### [Problem]
Filter out everything except lines holding "following".

----- Items -----

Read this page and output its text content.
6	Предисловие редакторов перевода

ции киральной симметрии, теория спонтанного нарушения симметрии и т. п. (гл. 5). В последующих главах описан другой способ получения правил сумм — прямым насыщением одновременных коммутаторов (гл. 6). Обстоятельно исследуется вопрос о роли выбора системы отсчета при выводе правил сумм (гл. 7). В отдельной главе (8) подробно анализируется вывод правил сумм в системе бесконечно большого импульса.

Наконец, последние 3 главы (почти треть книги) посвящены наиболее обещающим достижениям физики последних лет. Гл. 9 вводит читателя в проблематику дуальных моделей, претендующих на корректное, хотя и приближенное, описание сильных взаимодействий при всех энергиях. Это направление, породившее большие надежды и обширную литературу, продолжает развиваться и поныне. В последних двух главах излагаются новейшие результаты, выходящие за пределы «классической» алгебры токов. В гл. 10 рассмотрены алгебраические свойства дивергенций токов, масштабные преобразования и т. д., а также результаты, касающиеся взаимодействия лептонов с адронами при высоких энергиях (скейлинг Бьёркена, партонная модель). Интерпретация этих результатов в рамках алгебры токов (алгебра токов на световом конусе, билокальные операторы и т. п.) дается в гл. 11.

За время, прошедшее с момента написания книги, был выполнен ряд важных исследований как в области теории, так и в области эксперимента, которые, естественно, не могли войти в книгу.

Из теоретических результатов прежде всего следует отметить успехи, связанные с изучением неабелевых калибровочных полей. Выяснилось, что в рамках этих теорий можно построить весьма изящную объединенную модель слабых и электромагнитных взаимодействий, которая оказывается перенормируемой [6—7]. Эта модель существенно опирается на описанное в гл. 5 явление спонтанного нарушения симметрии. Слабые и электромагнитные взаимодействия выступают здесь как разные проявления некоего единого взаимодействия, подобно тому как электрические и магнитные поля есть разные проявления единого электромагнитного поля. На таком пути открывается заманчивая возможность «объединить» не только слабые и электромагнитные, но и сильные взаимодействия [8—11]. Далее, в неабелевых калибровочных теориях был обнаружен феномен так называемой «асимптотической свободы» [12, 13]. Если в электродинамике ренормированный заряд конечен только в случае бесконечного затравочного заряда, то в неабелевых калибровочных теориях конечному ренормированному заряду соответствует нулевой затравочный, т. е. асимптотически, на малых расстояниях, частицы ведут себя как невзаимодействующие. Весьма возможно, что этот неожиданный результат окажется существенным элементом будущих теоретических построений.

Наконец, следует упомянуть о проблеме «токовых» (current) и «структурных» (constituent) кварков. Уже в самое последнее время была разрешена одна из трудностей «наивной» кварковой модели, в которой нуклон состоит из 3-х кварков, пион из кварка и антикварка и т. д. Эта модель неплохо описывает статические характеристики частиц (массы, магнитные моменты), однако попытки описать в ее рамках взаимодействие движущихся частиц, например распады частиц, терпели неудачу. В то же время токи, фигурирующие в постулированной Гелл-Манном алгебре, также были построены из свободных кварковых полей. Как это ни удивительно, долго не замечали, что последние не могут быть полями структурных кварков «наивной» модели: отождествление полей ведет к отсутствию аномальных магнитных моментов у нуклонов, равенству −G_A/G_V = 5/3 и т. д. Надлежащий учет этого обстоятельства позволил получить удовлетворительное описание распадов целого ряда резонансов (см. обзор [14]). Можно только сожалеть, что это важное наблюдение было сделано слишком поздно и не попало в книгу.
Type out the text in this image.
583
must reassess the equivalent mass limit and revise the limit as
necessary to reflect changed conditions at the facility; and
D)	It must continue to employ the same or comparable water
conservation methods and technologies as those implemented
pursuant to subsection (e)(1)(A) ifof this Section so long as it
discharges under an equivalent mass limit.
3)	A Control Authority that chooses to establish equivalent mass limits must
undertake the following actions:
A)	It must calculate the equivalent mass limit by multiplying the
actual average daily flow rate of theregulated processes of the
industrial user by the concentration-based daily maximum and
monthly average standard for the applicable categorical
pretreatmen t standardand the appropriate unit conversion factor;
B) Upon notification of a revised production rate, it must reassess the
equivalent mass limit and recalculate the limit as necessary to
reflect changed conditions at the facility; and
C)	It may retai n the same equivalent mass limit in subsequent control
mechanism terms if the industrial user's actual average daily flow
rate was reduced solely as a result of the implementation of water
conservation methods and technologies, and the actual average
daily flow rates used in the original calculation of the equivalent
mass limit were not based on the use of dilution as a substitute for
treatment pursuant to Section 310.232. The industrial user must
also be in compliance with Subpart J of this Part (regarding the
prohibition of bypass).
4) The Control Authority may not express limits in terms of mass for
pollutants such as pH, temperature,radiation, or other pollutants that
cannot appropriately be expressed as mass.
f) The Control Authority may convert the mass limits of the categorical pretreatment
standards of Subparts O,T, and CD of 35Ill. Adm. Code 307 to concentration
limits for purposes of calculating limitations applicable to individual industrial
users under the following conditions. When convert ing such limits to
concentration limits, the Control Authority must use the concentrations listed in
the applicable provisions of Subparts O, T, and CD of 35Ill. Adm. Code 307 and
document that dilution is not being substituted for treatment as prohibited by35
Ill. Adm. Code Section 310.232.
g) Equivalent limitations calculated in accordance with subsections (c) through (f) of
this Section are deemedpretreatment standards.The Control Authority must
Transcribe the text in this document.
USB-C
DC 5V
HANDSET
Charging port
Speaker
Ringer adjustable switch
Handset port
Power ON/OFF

-----

### [Answer to this task]
undertake the following actions:
users under the following conditions. When convert ing such limits to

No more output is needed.